» **Exercise description**
Set down each line of the data below exactly as it stands, dropping the pictures.

>> BEGIN Task material

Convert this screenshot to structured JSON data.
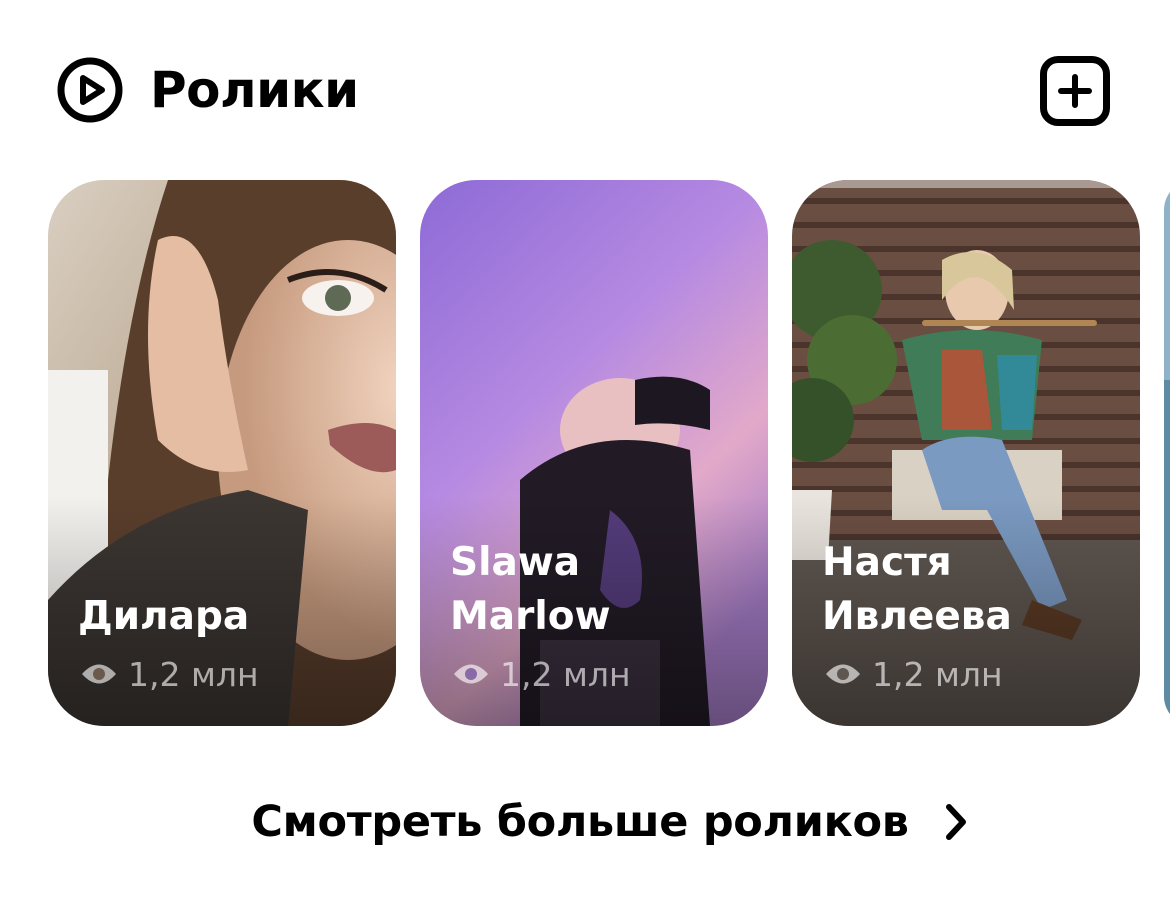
{
  "header": {
    "title": "Ролики",
    "icon": "play-circle-icon",
    "add_icon": "plus-square-icon"
  },
  "cards": [
    {
      "name": "Дилара",
      "views": "1,2 млн"
    },
    {
      "name": "Slawa Marlow",
      "views": "1,2 млн"
    },
    {
      "name": "Настя\nИвлеева",
      "views": "1,2 млн"
    }
  ],
  "footer": {
    "more_label": "Смотреть больше роликов",
    "more_icon": "chevron-right-icon"
  },
  "colors": {
    "text": "#000000",
    "overlay_text": "#ffffff",
    "card2_accent": "#9a6fe0"
  }
}
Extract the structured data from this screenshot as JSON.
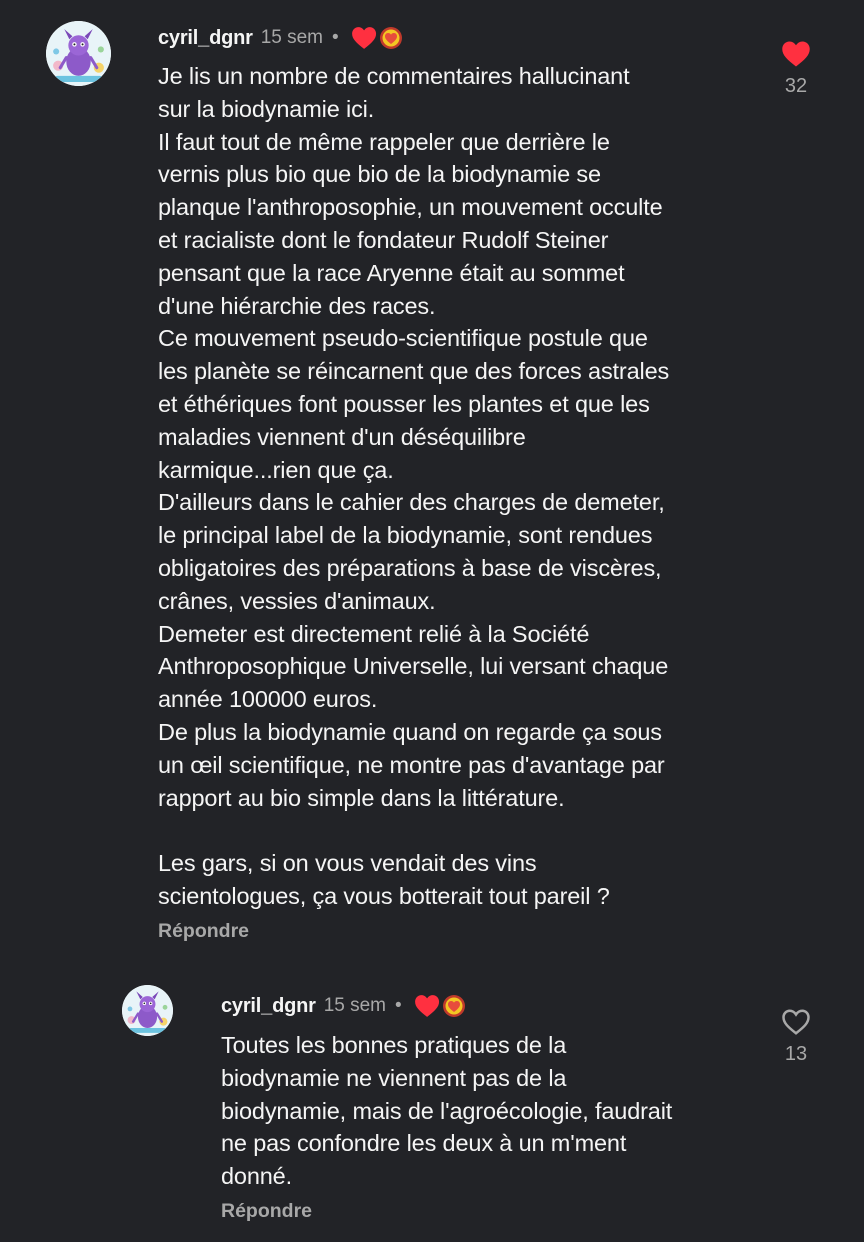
{
  "colors": {
    "background": "#222327",
    "text": "#f5f5f5",
    "muted": "#a8a8a8",
    "like_red": "#ff3040"
  },
  "comments": [
    {
      "username": "cyril_dgnr",
      "time": "15 sem",
      "separator": "•",
      "badges": [
        "red-heart-icon",
        "gold-heart-badge-icon"
      ],
      "text": "Je lis un nombre de commentaires hallucinant\nsur la biodynamie ici.\nIl faut tout de même rappeler que derrière le\nvernis plus bio que bio de la biodynamie se\nplanque l'anthroposophie, un mouvement occulte\net racialiste dont le fondateur Rudolf Steiner\npensant que la race Aryenne était au sommet\nd'une hiérarchie des races.\nCe mouvement pseudo-scientifique postule que\nles planète se réincarnent que des forces astrales\net éthériques font pousser les plantes et que les\nmaladies viennent d'un déséquilibre\nkarmique...rien que ça.\nD'ailleurs dans le cahier des charges de demeter,\nle principal label de la biodynamie, sont rendues\nobligatoires des préparations à base de viscères,\ncrânes, vessies d'animaux.\nDemeter est directement relié à la Société\nAnthroposophique Universelle, lui versant chaque\nannée 100000 euros.\nDe plus la biodynamie quand on regarde ça sous\nun œil scientifique, ne montre pas d'avantage par\nrapport au bio simple dans la littérature.\n\nLes gars, si on vous vendait des vins\nscientologues, ça vous botterait tout pareil ?",
      "reply_label": "Répondre",
      "like_count": "32",
      "liked": true
    },
    {
      "username": "cyril_dgnr",
      "time": "15 sem",
      "separator": "•",
      "badges": [
        "red-heart-icon",
        "gold-heart-badge-icon"
      ],
      "text": "Toutes les bonnes pratiques de la\nbiodynamie ne viennent pas de la\nbiodynamie, mais de l'agroécologie, faudrait\nne pas confondre les deux à un m'ment\ndonné.",
      "reply_label": "Répondre",
      "like_count": "13",
      "liked": false
    }
  ]
}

>> END Task material

» **Problem solution**
Convert this screenshot to structured JSON data.
{
  "header": {
    "title": "Ролики",
    "icon": "play-circle-icon",
    "add_icon": "plus-square-icon"
  },
  "cards": [
    {
      "name": "Дилара",
      "views": "1,2 млн"
    },
    {
      "name": "Slawa Marlow",
      "views": "1,2 млн"
    },
    {
      "name": "Настя\nИвлеева",
      "views": "1,2 млн"
    }
  ],
  "footer": {
    "more_label": "Смотреть больше роликов",
    "more_icon": "chevron-right-icon"
  },
  "colors": {
    "text": "#000000",
    "overlay_text": "#ffffff",
    "card2_accent": "#9a6fe0"
  }
}
Extract the structured data from this screenshot as JSON.
{
  "colors": {
    "background": "#222327",
    "text": "#f5f5f5",
    "muted": "#a8a8a8",
    "like_red": "#ff3040"
  },
  "comments": [
    {
      "username": "cyril_dgnr",
      "time": "15 sem",
      "separator": "•",
      "badges": [
        "red-heart-icon",
        "gold-heart-badge-icon"
      ],
      "text": "Je lis un nombre de commentaires hallucinant\nsur la biodynamie ici.\nIl faut tout de même rappeler que derrière le\nvernis plus bio que bio de la biodynamie se\nplanque l'anthroposophie, un mouvement occulte\net racialiste dont le fondateur Rudolf Steiner\npensant que la race Aryenne était au sommet\nd'une hiérarchie des races.\nCe mouvement pseudo-scientifique postule que\nles planète se réincarnent que des forces astrales\net éthériques font pousser les plantes et que les\nmaladies viennent d'un déséquilibre\nkarmique...rien que ça.\nD'ailleurs dans le cahier des charges de demeter,\nle principal label de la biodynamie, sont rendues\nobligatoires des préparations à base de viscères,\ncrânes, vessies d'animaux.\nDemeter est directement relié à la Société\nAnthroposophique Universelle, lui versant chaque\nannée 100000 euros.\nDe plus la biodynamie quand on regarde ça sous\nun œil scientifique, ne montre pas d'avantage par\nrapport au bio simple dans la littérature.\n\nLes gars, si on vous vendait des vins\nscientologues, ça vous botterait tout pareil ?",
      "reply_label": "Répondre",
      "like_count": "32",
      "liked": true
    },
    {
      "username": "cyril_dgnr",
      "time": "15 sem",
      "separator": "•",
      "badges": [
        "red-heart-icon",
        "gold-heart-badge-icon"
      ],
      "text": "Toutes les bonnes pratiques de la\nbiodynamie ne viennent pas de la\nbiodynamie, mais de l'agroécologie, faudrait\nne pas confondre les deux à un m'ment\ndonné.",
      "reply_label": "Répondre",
      "like_count": "13",
      "liked": false
    }
  ]
}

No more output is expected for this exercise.